引文原段:

-=-=-=-=-

除了分析CSV文件，Apache Commons CSV也可以写CSV文件，有一个CSVPrinter，它有很多打印方法，比如：

//输出一条记录，参数可变，每个参数是一个字段值
public void printRecord(final Object... values) throws IOException
//输出一条记录
public void printRecord(final Iterable<? > values) throws IOException

代码示例：

CSVPrinter out = new CSVPrinter(new FileWriter("student.csv"),
        CSVFormat.DEFAULT);
out.printRecord("老马", 18, "看电影，看书，听音乐");
out.printRecord("小马", 16, "乐高；赛车；");
out.close();

输出文件student.csv中的内容为：

"老马",18, "看电影，看书，听音乐"
"小马",16，乐高；赛车；

Excel

Excel主要有两种格式，扩展名分别为.xls和.xlsx。.xlsx是office 2007以后的Excel文件的默认扩展名。Java中处理Excel文件及其他微软文档广泛使用POI类库，其官网是。使用POI处理Excel文件，有如下主要类。

Workbook：表示一个Excel文件对象，它是一个接口，有两个主要类HSSFWork-book和ⅩSSFWorkbook，前者对应．xls格式，后者对应．xlsx格式。
Sheet：表示一个工作表。
Row：表示一行。
Cell：表示一个单元格。

-=-=-=-=-

写作任务 1:
根据这段讲CSV和Excel处理的引文，回答下面三个小问题：
(a) CSVPrinter 里用来输出一条记录的方法叫什么？
(b) .xlsx 是从 office 哪个版本以后成为 Excel 文件的默认扩展名的？
(c) 用 POI 处理 Excel 时，Sheet 表示什么？
写作任务 2: 接着这段讲CSV和Excel处理的引文最后一句往下写一段。

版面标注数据
-=-=-=-=-

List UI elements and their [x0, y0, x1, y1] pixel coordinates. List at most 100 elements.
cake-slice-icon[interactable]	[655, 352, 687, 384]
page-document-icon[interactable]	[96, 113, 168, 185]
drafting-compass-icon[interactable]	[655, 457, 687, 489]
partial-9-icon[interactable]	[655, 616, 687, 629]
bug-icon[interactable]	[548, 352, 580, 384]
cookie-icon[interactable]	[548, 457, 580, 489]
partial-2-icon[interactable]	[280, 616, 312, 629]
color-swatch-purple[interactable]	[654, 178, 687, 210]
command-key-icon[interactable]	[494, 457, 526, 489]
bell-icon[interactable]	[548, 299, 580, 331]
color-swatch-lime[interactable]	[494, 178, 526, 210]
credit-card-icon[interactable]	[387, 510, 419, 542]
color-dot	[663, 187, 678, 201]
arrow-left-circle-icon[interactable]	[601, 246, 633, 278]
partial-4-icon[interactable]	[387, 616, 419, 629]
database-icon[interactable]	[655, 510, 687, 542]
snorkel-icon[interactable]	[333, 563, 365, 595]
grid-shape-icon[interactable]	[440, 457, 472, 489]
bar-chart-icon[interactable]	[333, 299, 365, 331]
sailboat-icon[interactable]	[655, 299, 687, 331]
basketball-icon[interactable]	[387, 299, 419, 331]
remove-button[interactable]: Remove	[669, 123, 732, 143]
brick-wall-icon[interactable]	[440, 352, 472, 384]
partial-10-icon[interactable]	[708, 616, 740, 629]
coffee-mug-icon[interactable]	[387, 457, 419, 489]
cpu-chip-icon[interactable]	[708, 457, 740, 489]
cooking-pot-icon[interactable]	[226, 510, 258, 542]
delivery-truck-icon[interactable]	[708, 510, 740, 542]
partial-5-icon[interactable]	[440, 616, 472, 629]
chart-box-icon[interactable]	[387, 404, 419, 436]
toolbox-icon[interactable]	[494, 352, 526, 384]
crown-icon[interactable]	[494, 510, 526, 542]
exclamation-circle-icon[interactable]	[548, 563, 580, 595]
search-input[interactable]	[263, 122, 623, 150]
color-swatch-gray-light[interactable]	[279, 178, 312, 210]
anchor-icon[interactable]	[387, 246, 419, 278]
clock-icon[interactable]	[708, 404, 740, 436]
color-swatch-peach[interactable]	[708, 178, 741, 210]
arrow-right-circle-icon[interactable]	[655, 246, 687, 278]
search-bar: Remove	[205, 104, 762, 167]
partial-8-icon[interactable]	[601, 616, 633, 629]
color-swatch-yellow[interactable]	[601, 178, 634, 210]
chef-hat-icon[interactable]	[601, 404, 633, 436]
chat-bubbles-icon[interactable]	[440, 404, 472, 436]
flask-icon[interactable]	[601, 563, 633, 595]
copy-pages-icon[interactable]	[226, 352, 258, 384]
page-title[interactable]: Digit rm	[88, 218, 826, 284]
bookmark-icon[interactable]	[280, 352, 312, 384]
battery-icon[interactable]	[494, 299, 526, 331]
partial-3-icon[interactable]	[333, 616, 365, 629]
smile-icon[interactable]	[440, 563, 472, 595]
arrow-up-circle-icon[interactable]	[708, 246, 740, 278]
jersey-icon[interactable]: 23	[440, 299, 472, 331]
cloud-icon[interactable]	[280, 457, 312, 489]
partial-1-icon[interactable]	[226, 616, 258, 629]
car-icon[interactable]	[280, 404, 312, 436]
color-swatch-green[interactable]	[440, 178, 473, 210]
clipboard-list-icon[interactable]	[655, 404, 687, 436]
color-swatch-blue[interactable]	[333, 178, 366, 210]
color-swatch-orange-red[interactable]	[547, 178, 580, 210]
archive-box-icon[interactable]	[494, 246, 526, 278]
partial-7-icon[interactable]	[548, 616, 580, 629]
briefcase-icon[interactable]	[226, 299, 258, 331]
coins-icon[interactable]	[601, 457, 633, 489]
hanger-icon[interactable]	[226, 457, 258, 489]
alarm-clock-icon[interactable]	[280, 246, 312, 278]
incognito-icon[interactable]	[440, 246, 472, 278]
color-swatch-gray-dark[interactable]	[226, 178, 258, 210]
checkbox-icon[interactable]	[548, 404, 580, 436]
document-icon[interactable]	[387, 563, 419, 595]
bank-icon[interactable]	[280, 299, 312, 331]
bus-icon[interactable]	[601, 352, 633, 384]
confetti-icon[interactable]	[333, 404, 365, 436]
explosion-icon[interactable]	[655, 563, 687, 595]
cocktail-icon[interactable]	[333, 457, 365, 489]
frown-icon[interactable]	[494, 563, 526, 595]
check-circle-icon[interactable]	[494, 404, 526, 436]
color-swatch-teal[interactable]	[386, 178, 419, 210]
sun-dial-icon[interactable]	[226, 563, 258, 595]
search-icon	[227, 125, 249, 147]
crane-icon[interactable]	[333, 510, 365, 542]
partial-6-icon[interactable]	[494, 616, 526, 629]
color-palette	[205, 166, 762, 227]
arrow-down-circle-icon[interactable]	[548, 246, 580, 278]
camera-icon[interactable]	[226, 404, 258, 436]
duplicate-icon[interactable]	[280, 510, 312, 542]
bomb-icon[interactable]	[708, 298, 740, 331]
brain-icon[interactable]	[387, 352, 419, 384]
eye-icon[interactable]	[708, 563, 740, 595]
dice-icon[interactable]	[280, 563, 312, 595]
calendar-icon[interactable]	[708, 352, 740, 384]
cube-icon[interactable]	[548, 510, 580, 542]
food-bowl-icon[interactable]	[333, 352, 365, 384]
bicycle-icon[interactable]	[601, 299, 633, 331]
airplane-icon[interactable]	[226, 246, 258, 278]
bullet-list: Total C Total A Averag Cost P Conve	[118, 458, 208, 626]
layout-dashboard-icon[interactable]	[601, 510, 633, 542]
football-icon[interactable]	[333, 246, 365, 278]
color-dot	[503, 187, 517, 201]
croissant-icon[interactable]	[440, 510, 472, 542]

-=-=-=-=-

参考答案 1:
(a) printRecord
(b) office 2007
(c) 一个工作表

参考答案 2:
比如，保存学生列表到student.xls，代码可以为：

public static void saveAsExcel(List<Student> list) throws IOException {
    Workbook wb = new HSSFWorkbook();
    Sheet sheet = wb.createSheet();
    for(int i = 0; i < list.size(); i++) {
        Student student = list.get(i);
        Row row = sheet.createRow(i);
        row.createCell(0).setCellValue(student.getName());
        row.createCell(1).setCellValue(student.getAge());
        row.createCell(2).setCellValue(student.getScore());
    }
    OutputStream out = new FileOutputStream("student.xls");
    wb.write(out);
    out.close();
    wb.close();
}

如果要保存为.xlsx格式，只需要替换第一行为：

Workbook wb = new XSSWorkbook();

使用POI也可以方便的解析Excel文件，使用WorkbookFactory的create方法即可，如下所示：

public static List<Student> readAsExcel() throws Exception   {
  Workbook wb = WorkbookFactory.create(new File("student.xls"));
  List<Student> list = new ArrayList<Student>();
  for(Sheet sheet : wb){
      for(Row row : sheet){
          String name = row.getCell(0).getStringCellValue();
          int age = (int)row.getCell(1).getNumericCellValue();
          double score = row.getCell(2).getNumericCellValue();
          list.add(new Student(name, age, score));
      }
  }
  wb.close();
  return list;
}

以上只是介绍了基本方法，如果需要更多信息，如配置单元格的格式、颜色、字体，可参看这里

HTML

HTML是网页的格式，在日常工作中，可能需要分析HTML页面，抽取其中感兴趣的信息。有很多HTML分析器，我们简要介绍一种：jsoup。
假定我们要抽取网页主题内容中每篇文章的标题和链接，怎么实现呢？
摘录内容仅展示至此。